*YOUR OBJECTIVE*:
Write the next part of the mailing-list reply about the memory compaction patch, picking up after its last line.

*TEXT PASSAGE*:
Re: [PATCH v10] mm: compaction: handle incorrect MIGRATE_UNMOVABLEtype pageblocks

From: Bartlomiej Zolnierkiewicz
Date: Mon Jun 11 2012 - 06:37:53 EST


On Friday 08 June 2012 23:18:33 Andrew Morton wrote:
> On Fri, 08 Jun 2012 10:46:32 +0200
> Bartlomiej Zolnierkiewicz <b.zolnierkie@xxxxxxxxxxx> wrote:
>
> >
> > Hi,
> >
> > This version is much simpler as it just uses __count_immobile_pages()
> > instead of using its own open coded version and it integrates changes
> > from Minchan Kim (without page_count change as it doesn't seem correct
> > and __count_immobile_pages() does the check in the standard way; if it
> > still is a problem I think that removing 1st phase check altogether
> > would be better instead of adding more locking complexity).
> >
> > The patch also adds compact_rescued_unmovable_blocks vmevent to vmstats
> > to make it possible to easily check if the code is working in practice.
> >
> > Best regards,
> > --
> > Bartlomiej Zolnierkiewicz
> > Samsung Poland R&D Center
> >
> >
> > From: Bartlomiej Zolnierkiewicz <b.zolnierkie@xxxxxxxxxxx>
> > Subject: [PATCH v10] mm: compaction: handle incorrect MIGRATE_UNMOVABLE type pageblocks
> >
> > When MIGRATE_UNMOVABLE pages are freed from MIGRATE_UNMOVABLE
> > type pageblock (and some MIGRATE_MOVABLE pages are left in it)
> > waiting until an allocation takes ownership of the block may
> > take too long. The type of the pageblock remains unchanged
> > so the pageblock cannot be used as a migration target during
> > compaction.
> >
> > Fix it by:
> >
> > * Adding enum compact_mode (COMPACT_ASYNC_[MOVABLE,UNMOVABLE],
> > and COMPACT_SYNC) and then converting sync field in struct
> > compact_control to use it.
> >
> > * Adding nr_pageblocks_skipped field to struct compact_control
> > and tracking how many destination pageblocks were of
> > MIGRATE_UNMOVABLE type. If COMPACT_ASYNC_MOVABLE mode compaction
> > ran fully in try_to_compact_pages() (COMPACT_COMPLETE) it implies
> > that there is not a suitable page for allocation. In this case
> > then check how if there were enough MIGRATE_UNMOVABLE pageblocks
> > to try a second pass in COMPACT_ASYNC_UNMOVABLE mode.

*LISTED ENTRIES*:
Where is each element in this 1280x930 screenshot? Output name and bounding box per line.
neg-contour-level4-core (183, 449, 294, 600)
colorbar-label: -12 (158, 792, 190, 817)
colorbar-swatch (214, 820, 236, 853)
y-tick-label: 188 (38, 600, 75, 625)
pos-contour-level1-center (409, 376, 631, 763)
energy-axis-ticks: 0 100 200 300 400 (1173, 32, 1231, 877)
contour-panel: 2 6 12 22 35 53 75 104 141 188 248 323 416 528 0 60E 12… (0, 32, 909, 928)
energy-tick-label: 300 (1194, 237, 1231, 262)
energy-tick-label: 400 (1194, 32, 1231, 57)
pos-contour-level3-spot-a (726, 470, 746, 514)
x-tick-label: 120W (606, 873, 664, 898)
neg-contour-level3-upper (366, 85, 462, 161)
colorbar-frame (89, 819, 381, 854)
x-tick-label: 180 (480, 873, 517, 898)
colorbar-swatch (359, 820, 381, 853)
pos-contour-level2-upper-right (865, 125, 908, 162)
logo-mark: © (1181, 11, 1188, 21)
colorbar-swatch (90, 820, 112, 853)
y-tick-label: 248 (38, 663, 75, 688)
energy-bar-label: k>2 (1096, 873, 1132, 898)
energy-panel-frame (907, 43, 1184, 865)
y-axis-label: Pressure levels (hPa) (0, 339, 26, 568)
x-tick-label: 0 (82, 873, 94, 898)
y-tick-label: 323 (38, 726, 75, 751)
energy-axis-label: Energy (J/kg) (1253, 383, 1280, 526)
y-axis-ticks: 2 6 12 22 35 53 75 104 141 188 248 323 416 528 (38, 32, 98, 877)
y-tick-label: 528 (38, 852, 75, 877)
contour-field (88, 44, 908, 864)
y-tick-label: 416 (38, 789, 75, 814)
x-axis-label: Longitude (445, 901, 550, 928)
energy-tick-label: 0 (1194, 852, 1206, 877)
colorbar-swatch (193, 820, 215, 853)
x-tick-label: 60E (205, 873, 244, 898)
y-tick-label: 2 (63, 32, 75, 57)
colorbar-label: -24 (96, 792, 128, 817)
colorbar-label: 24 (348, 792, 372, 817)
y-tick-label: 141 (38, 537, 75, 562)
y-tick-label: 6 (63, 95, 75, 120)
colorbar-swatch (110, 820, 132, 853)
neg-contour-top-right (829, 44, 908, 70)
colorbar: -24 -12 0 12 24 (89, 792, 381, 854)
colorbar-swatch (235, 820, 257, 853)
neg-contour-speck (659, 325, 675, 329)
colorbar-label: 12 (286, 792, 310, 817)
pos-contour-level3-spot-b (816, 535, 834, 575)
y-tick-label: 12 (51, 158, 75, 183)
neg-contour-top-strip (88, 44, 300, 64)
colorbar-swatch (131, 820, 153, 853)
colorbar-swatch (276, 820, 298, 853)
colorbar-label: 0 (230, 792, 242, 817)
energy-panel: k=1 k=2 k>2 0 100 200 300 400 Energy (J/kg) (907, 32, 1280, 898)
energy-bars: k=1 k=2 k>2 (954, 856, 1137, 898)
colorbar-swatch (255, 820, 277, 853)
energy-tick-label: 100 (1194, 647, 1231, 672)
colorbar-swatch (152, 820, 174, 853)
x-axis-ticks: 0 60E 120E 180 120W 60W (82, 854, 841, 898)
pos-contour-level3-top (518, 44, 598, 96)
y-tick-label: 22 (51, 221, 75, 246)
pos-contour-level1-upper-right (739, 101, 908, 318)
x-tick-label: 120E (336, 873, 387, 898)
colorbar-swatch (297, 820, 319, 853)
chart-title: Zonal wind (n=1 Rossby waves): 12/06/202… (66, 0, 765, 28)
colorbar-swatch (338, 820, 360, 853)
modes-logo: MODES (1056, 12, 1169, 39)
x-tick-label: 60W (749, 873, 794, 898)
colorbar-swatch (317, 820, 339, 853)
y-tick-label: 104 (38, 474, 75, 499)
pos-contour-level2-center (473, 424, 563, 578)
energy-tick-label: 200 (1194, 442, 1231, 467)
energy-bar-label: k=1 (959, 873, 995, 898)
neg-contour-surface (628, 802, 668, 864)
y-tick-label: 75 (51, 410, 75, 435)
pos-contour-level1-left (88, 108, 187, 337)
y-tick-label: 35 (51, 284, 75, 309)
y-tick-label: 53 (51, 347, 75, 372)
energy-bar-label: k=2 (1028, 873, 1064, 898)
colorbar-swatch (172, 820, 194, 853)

*EXPECTED ANSWER*:
> >
> > * Scanning the MIGRATE_UNMOVABLE pageblocks (during COMPACT_SYNC
> > and COMPACT_ASYNC_UNMOVABLE compaction modes) and building
> > a count based on finding PageBuddy pages, page_count(page) == 0
> > or PageLRU pages. If all pages within the MIGRATE_UNMOVABLE
> > pageblock are in one of those three sets change the whole
> > pageblock type to MIGRATE_MOVABLE.
> >
> > My particular test case (on a ARM EXYNOS4 device with 512 MiB,
> > which means 131072 standard 4KiB pages in 'Normal' zone) is to:
> > - allocate 95000 pages for kernel's usage
> > - free every second page (47500 pages) of memory just allocated
> > - allocate and use 60000 pages from user space
> > - free remaining 60000 pages of kernel memory
> > (now we have fragmented memory occupied mostly by user space pages)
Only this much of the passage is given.